- WORK TO DO:
Reproduce exactly the final portion of the data: every line from the one containing "What's the underlying" through the last line, inclusive.

Saved data entries:
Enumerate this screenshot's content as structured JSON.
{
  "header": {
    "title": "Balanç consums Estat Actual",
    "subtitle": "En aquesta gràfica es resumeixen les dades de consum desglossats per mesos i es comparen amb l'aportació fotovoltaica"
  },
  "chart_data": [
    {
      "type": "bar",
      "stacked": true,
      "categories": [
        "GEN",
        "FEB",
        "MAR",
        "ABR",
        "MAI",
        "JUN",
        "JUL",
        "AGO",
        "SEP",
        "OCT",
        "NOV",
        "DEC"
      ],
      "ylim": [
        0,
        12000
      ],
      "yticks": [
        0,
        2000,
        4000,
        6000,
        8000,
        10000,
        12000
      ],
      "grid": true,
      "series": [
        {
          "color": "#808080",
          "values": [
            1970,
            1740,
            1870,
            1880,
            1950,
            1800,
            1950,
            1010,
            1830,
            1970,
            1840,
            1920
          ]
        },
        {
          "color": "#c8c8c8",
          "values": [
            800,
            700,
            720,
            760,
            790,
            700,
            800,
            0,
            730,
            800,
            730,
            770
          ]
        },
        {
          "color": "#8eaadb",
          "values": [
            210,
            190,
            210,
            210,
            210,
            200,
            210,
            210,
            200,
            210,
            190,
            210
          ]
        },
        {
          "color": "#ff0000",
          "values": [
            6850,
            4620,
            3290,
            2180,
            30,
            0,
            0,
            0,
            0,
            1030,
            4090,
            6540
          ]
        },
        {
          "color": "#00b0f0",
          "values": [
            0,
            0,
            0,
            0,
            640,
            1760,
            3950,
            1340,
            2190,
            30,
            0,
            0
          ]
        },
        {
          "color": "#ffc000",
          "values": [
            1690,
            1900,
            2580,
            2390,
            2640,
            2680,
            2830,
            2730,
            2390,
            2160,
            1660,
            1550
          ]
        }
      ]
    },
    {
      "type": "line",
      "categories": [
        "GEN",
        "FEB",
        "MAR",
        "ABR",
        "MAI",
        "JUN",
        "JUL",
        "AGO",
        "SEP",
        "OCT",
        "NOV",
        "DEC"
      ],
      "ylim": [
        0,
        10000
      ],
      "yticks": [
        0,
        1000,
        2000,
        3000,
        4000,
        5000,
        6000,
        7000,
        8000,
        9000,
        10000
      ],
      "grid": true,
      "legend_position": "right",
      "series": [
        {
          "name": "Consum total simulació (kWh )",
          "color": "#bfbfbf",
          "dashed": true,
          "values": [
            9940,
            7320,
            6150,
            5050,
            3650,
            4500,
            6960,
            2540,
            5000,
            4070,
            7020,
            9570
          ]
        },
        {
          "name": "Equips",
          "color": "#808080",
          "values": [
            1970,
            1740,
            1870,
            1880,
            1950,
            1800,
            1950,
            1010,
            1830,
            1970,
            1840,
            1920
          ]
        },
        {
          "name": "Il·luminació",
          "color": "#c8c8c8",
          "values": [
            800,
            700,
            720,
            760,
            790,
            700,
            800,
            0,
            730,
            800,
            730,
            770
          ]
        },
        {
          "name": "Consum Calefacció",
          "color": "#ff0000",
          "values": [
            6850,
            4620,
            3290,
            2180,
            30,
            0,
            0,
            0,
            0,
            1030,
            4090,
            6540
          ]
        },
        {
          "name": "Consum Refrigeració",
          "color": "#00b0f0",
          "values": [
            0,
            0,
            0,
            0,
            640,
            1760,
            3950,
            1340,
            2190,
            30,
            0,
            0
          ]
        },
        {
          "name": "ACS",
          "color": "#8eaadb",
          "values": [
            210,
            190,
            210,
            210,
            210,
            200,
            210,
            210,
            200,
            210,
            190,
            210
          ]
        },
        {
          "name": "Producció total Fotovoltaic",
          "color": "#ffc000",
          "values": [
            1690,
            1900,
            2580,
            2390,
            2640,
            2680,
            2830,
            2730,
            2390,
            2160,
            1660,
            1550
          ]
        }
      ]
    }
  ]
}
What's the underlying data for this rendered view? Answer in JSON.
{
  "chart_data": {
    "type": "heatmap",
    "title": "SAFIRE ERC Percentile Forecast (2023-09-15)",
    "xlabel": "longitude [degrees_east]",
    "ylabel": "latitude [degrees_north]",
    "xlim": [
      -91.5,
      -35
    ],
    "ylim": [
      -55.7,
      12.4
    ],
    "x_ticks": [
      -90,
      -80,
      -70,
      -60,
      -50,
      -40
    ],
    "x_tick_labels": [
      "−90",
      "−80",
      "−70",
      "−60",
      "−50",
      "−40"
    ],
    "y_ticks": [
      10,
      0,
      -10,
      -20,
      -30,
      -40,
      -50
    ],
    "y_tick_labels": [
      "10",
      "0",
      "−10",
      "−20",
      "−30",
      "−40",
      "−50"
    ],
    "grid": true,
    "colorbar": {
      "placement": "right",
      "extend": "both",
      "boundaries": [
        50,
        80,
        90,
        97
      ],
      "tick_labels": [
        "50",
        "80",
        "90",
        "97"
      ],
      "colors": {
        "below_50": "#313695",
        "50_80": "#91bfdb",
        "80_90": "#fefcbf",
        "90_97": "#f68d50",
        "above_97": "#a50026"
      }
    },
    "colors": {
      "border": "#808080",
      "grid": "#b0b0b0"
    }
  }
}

- TASK OUTPUT:
What's the underlying data for this rendered view? Answer in JSON.
{
  "chart_data": {
    "type": "heatmap",
    "title": "SAFIRE ERC Percentile Forecast (2023-09-15)",
    "xlabel": "longitude [degrees_east]",
    "ylabel": "latitude [degrees_north]",
    "xlim": [
      -91.5,
      -35
    ],
    "ylim": [
      -55.7,
      12.4
    ],
    "x_ticks": [
      -90,
      -80,
      -70,
      -60,
      -50,
      -40
    ],
    "x_tick_labels": [
      "−90",
      "−80",
      "−70",
      "−60",
      "−50",
      "−40"
    ],
    "y_ticks": [
      10,
      0,
      -10,
      -20,
      -30,
      -40,
      -50
    ],
    "y_tick_labels": [
      "10",
      "0",
      "−10",
      "−20",
      "−30",
      "−40",
      "−50"
    ],
    "grid": true,
    "colorbar": {
      "placement": "right",
      "extend": "both",
      "boundaries": [
        50,
        80,
        90,
        97
      ],
      "tick_labels": [
        "50",
        "80",
        "90",
        "97"
      ],
      "colors": {
        "below_50": "#313695",
        "50_80": "#91bfdb",
        "80_90": "#fefcbf",
        "90_97": "#f68d50",
        "above_97": "#a50026"
      }
    },
    "colors": {
      "border": "#808080",
      "grid": "#b0b0b0"
    }
  }
}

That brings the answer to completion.